● **TO BE DONE**: Return each line of the data below exactly, omitting any pictures.

● **SOURCE RECORDS**:
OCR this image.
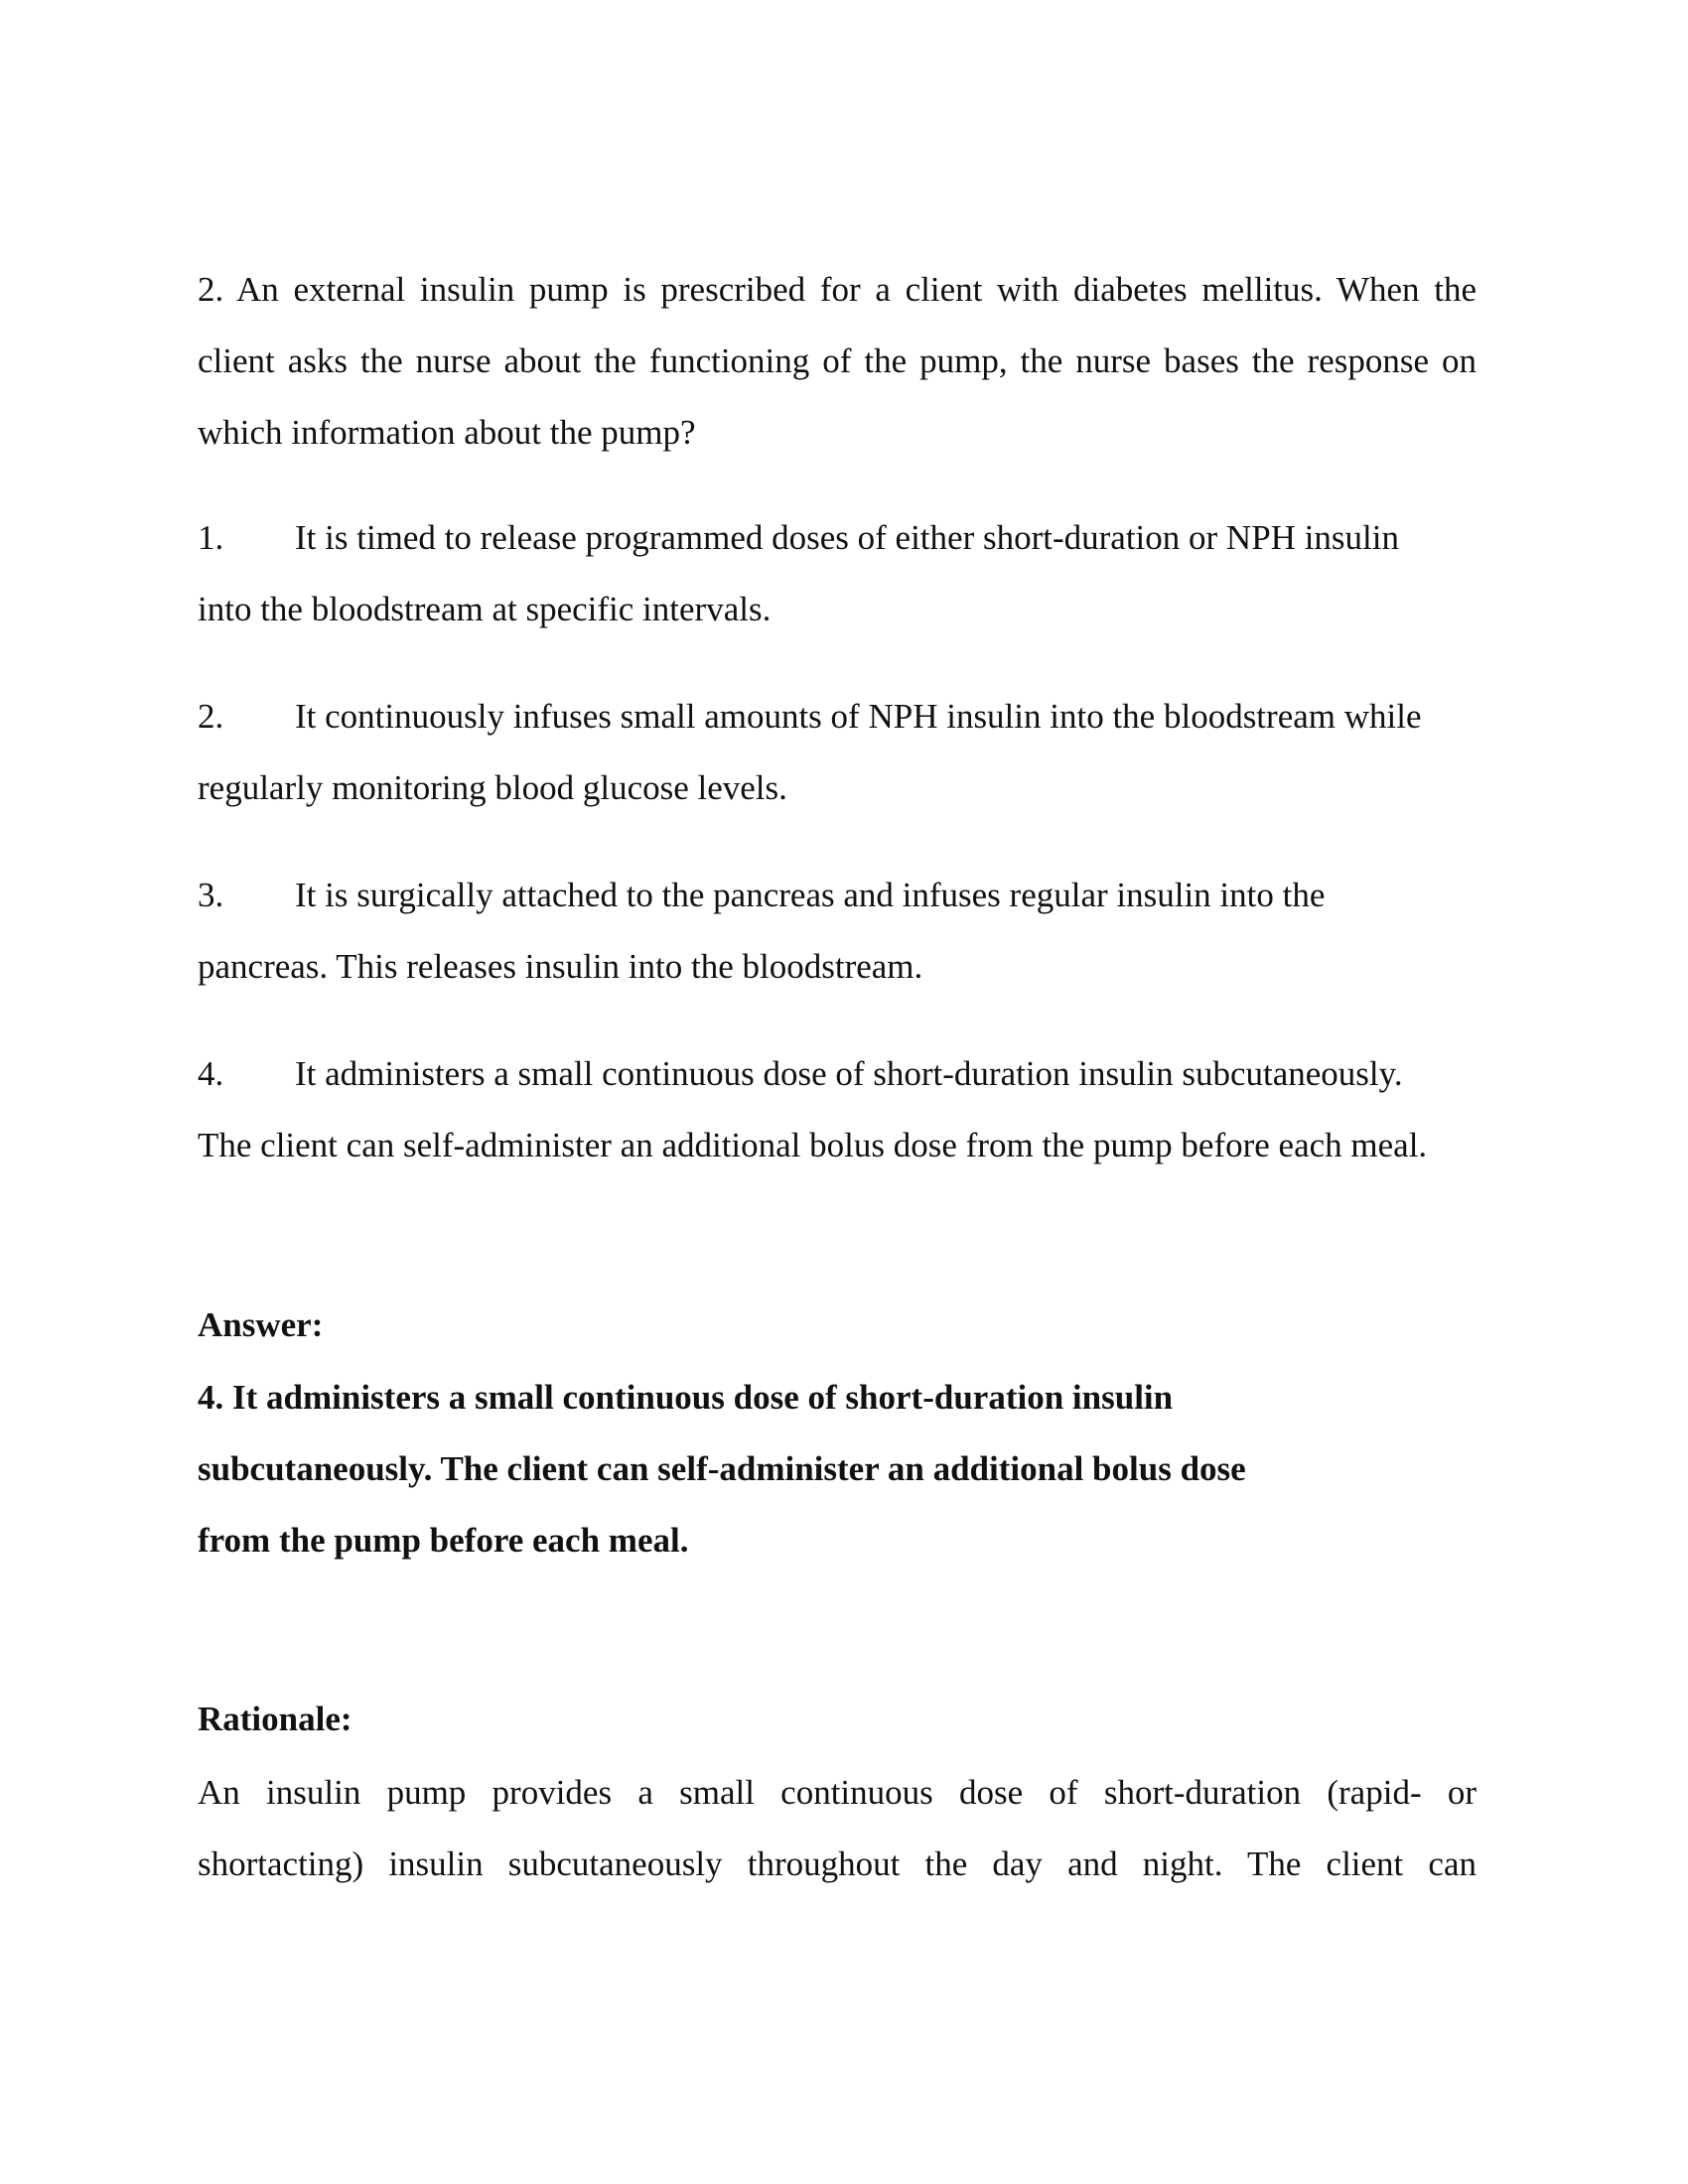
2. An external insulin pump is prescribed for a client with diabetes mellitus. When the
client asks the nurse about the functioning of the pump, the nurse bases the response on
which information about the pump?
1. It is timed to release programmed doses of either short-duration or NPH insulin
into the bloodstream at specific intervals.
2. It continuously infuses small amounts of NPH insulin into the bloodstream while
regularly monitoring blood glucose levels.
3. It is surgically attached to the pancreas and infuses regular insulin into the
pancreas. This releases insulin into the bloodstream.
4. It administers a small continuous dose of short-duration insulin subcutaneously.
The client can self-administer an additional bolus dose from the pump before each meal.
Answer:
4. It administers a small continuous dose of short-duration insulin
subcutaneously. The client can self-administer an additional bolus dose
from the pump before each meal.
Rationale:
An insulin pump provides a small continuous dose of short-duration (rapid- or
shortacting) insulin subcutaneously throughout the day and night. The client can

● **REPLY**:
OCR this image.
2. An external insulin pump is prescribed for a client with diabetes mellitus. When the
client asks the nurse about the functioning of the pump, the nurse bases the response on
which information about the pump?
1. It is timed to release programmed doses of either short-duration or NPH insulin
into the bloodstream at specific intervals.
2. It continuously infuses small amounts of NPH insulin into the bloodstream while
regularly monitoring blood glucose levels.
3. It is surgically attached to the pancreas and infuses regular insulin into the
pancreas. This releases insulin into the bloodstream.
4. It administers a small continuous dose of short-duration insulin subcutaneously.
The client can self-administer an additional bolus dose from the pump before each meal.
Answer:
4. It administers a small continuous dose of short-duration insulin
subcutaneously. The client can self-administer an additional bolus dose
from the pump before each meal.
Rationale:
An insulin pump provides a small continuous dose of short-duration (rapid- or
shortacting) insulin subcutaneously throughout the day and night. The client can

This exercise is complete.